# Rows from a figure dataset
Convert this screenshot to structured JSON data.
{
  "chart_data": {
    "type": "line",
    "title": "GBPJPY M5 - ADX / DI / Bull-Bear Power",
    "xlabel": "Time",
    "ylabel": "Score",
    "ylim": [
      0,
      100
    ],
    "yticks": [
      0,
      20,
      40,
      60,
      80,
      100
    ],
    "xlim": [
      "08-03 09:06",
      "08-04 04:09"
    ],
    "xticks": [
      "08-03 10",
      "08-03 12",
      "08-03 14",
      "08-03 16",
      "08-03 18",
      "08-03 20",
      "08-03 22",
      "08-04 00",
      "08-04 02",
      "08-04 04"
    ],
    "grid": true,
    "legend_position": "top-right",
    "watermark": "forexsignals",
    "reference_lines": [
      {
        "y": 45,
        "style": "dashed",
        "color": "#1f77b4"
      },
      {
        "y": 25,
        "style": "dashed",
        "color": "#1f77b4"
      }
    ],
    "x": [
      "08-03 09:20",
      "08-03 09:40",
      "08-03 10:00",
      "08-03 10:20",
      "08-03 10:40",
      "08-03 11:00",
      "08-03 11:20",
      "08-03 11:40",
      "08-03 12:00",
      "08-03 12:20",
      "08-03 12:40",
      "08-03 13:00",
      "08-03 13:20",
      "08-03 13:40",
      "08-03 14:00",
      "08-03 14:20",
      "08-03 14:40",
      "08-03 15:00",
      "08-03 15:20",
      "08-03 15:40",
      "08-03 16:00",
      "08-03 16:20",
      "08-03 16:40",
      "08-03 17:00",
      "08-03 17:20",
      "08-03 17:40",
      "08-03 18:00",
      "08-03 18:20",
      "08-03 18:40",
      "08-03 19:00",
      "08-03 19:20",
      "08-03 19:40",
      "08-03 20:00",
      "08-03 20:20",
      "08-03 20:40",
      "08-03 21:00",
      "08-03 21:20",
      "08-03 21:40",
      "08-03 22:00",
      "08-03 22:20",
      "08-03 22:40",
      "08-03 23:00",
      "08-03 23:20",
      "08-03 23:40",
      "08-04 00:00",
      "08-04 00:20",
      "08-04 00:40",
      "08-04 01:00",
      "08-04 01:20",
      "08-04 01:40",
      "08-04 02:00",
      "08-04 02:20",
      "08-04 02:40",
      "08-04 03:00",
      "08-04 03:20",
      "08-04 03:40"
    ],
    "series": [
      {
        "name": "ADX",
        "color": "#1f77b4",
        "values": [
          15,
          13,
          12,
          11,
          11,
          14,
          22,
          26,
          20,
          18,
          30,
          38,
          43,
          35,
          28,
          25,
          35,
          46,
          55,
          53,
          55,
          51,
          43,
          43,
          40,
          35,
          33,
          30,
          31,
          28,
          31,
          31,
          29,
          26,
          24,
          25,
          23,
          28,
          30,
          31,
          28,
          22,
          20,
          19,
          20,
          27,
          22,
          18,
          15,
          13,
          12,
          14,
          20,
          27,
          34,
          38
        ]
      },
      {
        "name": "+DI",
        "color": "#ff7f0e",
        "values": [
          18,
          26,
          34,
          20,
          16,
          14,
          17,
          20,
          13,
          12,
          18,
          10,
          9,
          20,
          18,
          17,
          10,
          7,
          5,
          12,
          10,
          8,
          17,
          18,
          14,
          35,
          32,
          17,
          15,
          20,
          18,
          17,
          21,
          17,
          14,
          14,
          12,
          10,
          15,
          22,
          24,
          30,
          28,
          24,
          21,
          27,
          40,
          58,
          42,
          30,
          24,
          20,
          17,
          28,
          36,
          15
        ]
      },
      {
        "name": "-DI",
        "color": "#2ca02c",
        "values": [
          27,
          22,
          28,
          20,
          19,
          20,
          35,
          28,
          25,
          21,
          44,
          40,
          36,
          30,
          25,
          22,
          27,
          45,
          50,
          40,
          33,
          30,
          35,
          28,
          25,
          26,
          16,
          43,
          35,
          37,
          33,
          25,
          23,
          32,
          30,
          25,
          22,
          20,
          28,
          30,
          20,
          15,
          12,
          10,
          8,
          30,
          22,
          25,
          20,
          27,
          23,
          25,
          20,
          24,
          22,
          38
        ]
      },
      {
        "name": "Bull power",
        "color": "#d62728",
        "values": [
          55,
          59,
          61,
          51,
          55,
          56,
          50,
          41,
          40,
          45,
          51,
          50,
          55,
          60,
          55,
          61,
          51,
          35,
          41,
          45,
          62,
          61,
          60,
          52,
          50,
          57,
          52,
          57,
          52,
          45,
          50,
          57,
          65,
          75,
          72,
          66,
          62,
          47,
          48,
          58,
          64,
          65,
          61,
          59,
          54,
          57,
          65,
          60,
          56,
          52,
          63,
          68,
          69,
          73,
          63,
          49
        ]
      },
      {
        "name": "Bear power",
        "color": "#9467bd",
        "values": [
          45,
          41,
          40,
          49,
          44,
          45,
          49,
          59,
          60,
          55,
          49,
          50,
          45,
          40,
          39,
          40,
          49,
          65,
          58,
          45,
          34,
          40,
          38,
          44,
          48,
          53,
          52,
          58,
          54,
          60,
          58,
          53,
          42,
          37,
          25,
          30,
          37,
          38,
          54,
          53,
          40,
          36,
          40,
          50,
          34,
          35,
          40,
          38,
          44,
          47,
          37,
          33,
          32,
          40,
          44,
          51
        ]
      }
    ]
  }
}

# WRITTEN INSTRUCTION
Transcribe all of the lines in the records precisely.

# ANSWER TO THIS EXERCISE
Convert this screenshot to structured JSON data.
{
  "chart_data": {
    "type": "line",
    "title": "GBPJPY M5 - ADX / DI / Bull-Bear Power",
    "xlabel": "Time",
    "ylabel": "Score",
    "ylim": [
      0,
      100
    ],
    "yticks": [
      0,
      20,
      40,
      60,
      80,
      100
    ],
    "xlim": [
      "08-03 09:06",
      "08-04 04:09"
    ],
    "xticks": [
      "08-03 10",
      "08-03 12",
      "08-03 14",
      "08-03 16",
      "08-03 18",
      "08-03 20",
      "08-03 22",
      "08-04 00",
      "08-04 02",
      "08-04 04"
    ],
    "grid": true,
    "legend_position": "top-right",
    "watermark": "forexsignals",
    "reference_lines": [
      {
        "y": 45,
        "style": "dashed",
        "color": "#1f77b4"
      },
      {
        "y": 25,
        "style": "dashed",
        "color": "#1f77b4"
      }
    ],
    "x": [
      "08-03 09:20",
      "08-03 09:40",
      "08-03 10:00",
      "08-03 10:20",
      "08-03 10:40",
      "08-03 11:00",
      "08-03 11:20",
      "08-03 11:40",
      "08-03 12:00",
      "08-03 12:20",
      "08-03 12:40",
      "08-03 13:00",
      "08-03 13:20",
      "08-03 13:40",
      "08-03 14:00",
      "08-03 14:20",
      "08-03 14:40",
      "08-03 15:00",
      "08-03 15:20",
      "08-03 15:40",
      "08-03 16:00",
      "08-03 16:20",
      "08-03 16:40",
      "08-03 17:00",
      "08-03 17:20",
      "08-03 17:40",
      "08-03 18:00",
      "08-03 18:20",
      "08-03 18:40",
      "08-03 19:00",
      "08-03 19:20",
      "08-03 19:40",
      "08-03 20:00",
      "08-03 20:20",
      "08-03 20:40",
      "08-03 21:00",
      "08-03 21:20",
      "08-03 21:40",
      "08-03 22:00",
      "08-03 22:20",
      "08-03 22:40",
      "08-03 23:00",
      "08-03 23:20",
      "08-03 23:40",
      "08-04 00:00",
      "08-04 00:20",
      "08-04 00:40",
      "08-04 01:00",
      "08-04 01:20",
      "08-04 01:40",
      "08-04 02:00",
      "08-04 02:20",
      "08-04 02:40",
      "08-04 03:00",
      "08-04 03:20",
      "08-04 03:40"
    ],
    "series": [
      {
        "name": "ADX",
        "color": "#1f77b4",
        "values": [
          15,
          13,
          12,
          11,
          11,
          14,
          22,
          26,
          20,
          18,
          30,
          38,
          43,
          35,
          28,
          25,
          35,
          46,
          55,
          53,
          55,
          51,
          43,
          43,
          40,
          35,
          33,
          30,
          31,
          28,
          31,
          31,
          29,
          26,
          24,
          25,
          23,
          28,
          30,
          31,
          28,
          22,
          20,
          19,
          20,
          27,
          22,
          18,
          15,
          13,
          12,
          14,
          20,
          27,
          34,
          38
        ]
      },
      {
        "name": "+DI",
        "color": "#ff7f0e",
        "values": [
          18,
          26,
          34,
          20,
          16,
          14,
          17,
          20,
          13,
          12,
          18,
          10,
          9,
          20,
          18,
          17,
          10,
          7,
          5,
          12,
          10,
          8,
          17,
          18,
          14,
          35,
          32,
          17,
          15,
          20,
          18,
          17,
          21,
          17,
          14,
          14,
          12,
          10,
          15,
          22,
          24,
          30,
          28,
          24,
          21,
          27,
          40,
          58,
          42,
          30,
          24,
          20,
          17,
          28,
          36,
          15
        ]
      },
      {
        "name": "-DI",
        "color": "#2ca02c",
        "values": [
          27,
          22,
          28,
          20,
          19,
          20,
          35,
          28,
          25,
          21,
          44,
          40,
          36,
          30,
          25,
          22,
          27,
          45,
          50,
          40,
          33,
          30,
          35,
          28,
          25,
          26,
          16,
          43,
          35,
          37,
          33,
          25,
          23,
          32,
          30,
          25,
          22,
          20,
          28,
          30,
          20,
          15,
          12,
          10,
          8,
          30,
          22,
          25,
          20,
          27,
          23,
          25,
          20,
          24,
          22,
          38
        ]
      },
      {
        "name": "Bull power",
        "color": "#d62728",
        "values": [
          55,
          59,
          61,
          51,
          55,
          56,
          50,
          41,
          40,
          45,
          51,
          50,
          55,
          60,
          55,
          61,
          51,
          35,
          41,
          45,
          62,
          61,
          60,
          52,
          50,
          57,
          52,
          57,
          52,
          45,
          50,
          57,
          65,
          75,
          72,
          66,
          62,
          47,
          48,
          58,
          64,
          65,
          61,
          59,
          54,
          57,
          65,
          60,
          56,
          52,
          63,
          68,
          69,
          73,
          63,
          49
        ]
      },
      {
        "name": "Bear power",
        "color": "#9467bd",
        "values": [
          45,
          41,
          40,
          49,
          44,
          45,
          49,
          59,
          60,
          55,
          49,
          50,
          45,
          40,
          39,
          40,
          49,
          65,
          58,
          45,
          34,
          40,
          38,
          44,
          48,
          53,
          52,
          58,
          54,
          60,
          58,
          53,
          42,
          37,
          25,
          30,
          37,
          38,
          54,
          53,
          40,
          36,
          40,
          50,
          34,
          35,
          40,
          38,
          44,
          47,
          37,
          33,
          32,
          40,
          44,
          51
        ]
      }
    ]
  }
}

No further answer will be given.